**Prompt:** Wherever a line below holds the word "Norway", copy that line.
━━━━
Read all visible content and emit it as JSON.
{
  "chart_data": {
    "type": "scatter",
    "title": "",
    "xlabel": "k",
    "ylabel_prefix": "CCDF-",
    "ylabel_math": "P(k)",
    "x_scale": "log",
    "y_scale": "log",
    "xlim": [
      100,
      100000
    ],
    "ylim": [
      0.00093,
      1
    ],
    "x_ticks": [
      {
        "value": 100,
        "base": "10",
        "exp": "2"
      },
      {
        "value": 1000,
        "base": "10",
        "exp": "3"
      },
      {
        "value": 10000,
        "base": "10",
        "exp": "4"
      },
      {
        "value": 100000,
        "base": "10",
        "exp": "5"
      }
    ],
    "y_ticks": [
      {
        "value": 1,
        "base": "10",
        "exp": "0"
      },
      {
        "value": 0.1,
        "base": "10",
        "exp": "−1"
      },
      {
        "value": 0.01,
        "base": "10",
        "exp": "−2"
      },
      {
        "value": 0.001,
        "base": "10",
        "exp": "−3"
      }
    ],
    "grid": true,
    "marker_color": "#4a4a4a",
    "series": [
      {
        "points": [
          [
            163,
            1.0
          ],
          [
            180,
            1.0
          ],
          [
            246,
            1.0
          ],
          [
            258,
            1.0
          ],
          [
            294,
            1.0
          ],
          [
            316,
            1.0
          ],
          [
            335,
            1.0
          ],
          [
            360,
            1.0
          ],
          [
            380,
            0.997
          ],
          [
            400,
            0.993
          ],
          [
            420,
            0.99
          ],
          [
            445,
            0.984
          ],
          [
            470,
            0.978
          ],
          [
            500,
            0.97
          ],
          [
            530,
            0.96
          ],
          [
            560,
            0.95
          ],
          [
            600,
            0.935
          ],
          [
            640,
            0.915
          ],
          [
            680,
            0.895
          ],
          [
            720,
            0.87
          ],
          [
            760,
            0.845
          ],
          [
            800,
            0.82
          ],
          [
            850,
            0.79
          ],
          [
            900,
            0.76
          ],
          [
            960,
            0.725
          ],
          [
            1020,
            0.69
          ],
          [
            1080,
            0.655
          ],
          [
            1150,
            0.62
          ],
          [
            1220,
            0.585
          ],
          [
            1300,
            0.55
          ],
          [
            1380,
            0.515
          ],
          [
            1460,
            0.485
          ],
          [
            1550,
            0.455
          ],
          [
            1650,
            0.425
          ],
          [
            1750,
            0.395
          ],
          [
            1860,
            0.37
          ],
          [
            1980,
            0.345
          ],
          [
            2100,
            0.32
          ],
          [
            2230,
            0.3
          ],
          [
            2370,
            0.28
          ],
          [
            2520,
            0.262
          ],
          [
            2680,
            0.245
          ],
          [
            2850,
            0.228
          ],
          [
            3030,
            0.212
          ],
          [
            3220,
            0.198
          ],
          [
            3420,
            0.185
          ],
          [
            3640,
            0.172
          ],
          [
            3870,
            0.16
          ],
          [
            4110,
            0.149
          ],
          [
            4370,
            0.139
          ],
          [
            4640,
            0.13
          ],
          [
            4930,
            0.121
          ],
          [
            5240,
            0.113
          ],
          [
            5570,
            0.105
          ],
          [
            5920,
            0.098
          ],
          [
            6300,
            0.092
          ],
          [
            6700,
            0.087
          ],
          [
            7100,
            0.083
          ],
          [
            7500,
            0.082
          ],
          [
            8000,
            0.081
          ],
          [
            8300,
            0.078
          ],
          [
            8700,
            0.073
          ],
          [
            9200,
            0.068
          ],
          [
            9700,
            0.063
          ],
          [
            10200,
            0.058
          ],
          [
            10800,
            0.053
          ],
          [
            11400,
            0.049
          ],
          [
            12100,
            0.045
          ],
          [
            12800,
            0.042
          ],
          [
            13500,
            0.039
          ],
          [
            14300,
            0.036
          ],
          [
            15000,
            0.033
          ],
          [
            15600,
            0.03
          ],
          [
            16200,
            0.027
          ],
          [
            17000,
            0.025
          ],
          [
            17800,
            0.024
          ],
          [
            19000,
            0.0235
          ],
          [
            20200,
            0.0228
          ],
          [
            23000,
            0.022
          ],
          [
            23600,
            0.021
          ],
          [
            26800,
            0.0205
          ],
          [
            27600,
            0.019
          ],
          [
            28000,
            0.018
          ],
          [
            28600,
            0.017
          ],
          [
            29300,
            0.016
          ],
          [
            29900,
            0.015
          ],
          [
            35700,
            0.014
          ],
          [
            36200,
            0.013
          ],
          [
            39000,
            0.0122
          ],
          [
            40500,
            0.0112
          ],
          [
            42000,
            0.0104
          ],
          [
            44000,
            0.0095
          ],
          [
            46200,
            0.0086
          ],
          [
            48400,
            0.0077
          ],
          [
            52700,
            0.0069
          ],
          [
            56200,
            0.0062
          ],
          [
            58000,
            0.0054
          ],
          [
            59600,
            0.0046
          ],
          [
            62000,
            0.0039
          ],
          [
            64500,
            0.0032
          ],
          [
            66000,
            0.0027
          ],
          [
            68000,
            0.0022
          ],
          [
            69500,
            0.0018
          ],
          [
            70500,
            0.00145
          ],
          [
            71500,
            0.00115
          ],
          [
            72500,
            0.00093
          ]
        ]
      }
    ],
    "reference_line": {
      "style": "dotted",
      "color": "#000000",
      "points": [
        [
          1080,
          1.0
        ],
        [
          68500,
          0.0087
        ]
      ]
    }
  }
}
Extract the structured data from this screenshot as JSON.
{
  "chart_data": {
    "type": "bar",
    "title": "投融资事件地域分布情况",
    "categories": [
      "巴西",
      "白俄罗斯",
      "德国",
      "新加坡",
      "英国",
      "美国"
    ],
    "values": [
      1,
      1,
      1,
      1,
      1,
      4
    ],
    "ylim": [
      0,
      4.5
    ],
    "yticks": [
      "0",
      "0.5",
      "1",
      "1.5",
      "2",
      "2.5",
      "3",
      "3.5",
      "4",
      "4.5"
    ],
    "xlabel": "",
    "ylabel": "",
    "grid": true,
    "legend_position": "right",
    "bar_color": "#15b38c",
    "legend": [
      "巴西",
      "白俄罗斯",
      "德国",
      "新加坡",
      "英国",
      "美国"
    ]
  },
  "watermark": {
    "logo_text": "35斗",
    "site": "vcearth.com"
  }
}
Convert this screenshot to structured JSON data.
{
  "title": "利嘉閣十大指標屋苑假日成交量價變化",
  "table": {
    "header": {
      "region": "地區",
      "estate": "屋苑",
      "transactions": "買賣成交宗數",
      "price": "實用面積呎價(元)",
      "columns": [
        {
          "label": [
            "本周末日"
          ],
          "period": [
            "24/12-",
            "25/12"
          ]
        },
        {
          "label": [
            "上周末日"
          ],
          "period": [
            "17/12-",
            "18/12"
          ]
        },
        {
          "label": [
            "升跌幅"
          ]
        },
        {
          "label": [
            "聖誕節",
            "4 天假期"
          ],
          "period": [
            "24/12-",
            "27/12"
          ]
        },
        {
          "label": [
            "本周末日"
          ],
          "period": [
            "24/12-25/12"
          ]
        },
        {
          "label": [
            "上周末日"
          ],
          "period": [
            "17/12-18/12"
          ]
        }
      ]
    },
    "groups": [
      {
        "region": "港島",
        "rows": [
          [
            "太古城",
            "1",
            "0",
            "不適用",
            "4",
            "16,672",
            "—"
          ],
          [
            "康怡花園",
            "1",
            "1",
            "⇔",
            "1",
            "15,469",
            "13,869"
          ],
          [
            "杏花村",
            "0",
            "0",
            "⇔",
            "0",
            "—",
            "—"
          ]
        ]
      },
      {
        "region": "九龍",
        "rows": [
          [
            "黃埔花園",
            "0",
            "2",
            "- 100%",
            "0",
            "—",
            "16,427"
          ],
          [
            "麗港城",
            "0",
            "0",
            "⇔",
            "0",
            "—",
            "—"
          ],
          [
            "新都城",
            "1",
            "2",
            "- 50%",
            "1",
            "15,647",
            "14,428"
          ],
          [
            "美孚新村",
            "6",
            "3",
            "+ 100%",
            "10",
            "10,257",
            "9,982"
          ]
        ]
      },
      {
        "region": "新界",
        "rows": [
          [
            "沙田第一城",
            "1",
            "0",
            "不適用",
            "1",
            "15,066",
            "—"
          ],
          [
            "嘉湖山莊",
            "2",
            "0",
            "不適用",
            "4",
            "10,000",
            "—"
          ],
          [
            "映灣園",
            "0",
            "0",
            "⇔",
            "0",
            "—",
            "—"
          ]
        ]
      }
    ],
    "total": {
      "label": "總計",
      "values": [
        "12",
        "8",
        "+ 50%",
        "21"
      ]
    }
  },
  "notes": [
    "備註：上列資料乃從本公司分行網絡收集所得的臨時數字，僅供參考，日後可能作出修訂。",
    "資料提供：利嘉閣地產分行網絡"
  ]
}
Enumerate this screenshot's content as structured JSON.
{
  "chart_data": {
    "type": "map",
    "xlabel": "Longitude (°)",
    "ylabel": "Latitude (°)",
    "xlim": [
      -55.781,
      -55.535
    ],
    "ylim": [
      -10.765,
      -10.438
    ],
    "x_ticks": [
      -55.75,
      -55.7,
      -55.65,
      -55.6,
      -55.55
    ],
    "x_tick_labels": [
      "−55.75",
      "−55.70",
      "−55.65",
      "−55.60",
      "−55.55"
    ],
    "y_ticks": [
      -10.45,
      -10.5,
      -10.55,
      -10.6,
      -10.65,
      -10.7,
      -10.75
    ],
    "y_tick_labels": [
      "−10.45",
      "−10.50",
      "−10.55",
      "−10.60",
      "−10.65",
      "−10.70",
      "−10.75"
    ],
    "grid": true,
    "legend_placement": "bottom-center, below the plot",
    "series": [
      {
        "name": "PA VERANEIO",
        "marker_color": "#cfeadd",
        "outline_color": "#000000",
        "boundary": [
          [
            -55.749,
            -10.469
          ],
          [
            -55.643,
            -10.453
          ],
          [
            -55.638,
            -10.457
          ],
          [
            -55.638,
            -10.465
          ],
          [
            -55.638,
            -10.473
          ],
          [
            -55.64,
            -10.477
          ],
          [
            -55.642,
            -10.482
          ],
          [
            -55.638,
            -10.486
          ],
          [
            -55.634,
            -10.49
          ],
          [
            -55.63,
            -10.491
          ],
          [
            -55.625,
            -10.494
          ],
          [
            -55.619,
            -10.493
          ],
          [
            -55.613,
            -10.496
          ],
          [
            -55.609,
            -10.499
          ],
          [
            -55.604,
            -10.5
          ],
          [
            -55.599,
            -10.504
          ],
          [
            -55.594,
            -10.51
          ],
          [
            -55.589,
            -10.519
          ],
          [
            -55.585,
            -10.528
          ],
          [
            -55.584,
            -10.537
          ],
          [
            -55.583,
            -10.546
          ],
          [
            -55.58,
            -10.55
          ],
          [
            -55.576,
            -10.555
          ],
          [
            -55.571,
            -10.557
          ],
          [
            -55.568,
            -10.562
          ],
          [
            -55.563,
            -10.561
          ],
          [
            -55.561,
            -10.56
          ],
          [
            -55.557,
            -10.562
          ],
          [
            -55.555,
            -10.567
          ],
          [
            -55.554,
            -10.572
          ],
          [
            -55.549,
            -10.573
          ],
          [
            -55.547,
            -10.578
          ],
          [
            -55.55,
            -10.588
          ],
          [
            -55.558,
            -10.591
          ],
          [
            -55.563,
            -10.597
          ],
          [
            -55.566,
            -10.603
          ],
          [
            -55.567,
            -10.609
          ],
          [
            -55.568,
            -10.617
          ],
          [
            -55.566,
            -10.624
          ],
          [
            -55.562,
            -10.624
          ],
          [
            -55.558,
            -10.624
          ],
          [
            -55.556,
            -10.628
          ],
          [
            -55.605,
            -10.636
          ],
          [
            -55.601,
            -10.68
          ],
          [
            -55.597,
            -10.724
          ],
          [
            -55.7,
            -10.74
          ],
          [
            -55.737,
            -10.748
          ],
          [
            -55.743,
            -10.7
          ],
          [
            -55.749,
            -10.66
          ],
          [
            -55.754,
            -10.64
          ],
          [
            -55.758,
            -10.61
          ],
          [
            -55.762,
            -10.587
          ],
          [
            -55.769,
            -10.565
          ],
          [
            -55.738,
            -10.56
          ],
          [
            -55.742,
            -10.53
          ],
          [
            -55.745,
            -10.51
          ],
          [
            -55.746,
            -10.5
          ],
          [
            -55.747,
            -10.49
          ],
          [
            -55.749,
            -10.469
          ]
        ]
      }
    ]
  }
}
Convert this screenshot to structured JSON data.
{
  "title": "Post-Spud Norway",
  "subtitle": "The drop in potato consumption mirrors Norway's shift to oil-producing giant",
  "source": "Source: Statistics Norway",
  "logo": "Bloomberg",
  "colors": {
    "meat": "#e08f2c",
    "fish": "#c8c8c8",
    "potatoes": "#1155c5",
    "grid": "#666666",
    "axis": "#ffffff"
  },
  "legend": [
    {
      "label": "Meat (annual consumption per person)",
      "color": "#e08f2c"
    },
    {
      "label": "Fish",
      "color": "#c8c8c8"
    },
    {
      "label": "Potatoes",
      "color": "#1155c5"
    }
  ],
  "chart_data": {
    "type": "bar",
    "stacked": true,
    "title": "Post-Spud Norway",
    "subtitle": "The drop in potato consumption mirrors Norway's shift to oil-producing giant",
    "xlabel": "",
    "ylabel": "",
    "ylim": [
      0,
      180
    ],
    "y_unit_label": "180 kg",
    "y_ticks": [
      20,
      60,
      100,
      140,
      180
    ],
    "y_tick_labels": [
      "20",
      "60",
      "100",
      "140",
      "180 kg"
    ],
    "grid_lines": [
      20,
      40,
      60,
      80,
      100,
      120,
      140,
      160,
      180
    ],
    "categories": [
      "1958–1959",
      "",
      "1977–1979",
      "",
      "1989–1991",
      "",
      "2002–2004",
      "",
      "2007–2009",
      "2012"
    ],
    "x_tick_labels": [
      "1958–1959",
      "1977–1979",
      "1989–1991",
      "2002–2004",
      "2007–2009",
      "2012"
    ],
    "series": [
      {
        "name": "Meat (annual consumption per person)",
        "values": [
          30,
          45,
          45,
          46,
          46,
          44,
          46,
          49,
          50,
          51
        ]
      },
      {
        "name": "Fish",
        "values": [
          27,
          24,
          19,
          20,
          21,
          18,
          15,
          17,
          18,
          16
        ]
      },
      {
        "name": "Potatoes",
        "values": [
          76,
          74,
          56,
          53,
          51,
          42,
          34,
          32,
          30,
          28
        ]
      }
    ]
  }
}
━━━━
**Solution for this exercise:**
  "title": "Post-Spud Norway",
  "subtitle": "The drop in potato consumption mirrors Norway's shift to oil-producing giant",
  "source": "Source: Statistics Norway",
    "title": "Post-Spud Norway",
    "subtitle": "The drop in potato consumption mirrors Norway's shift to oil-producing giant",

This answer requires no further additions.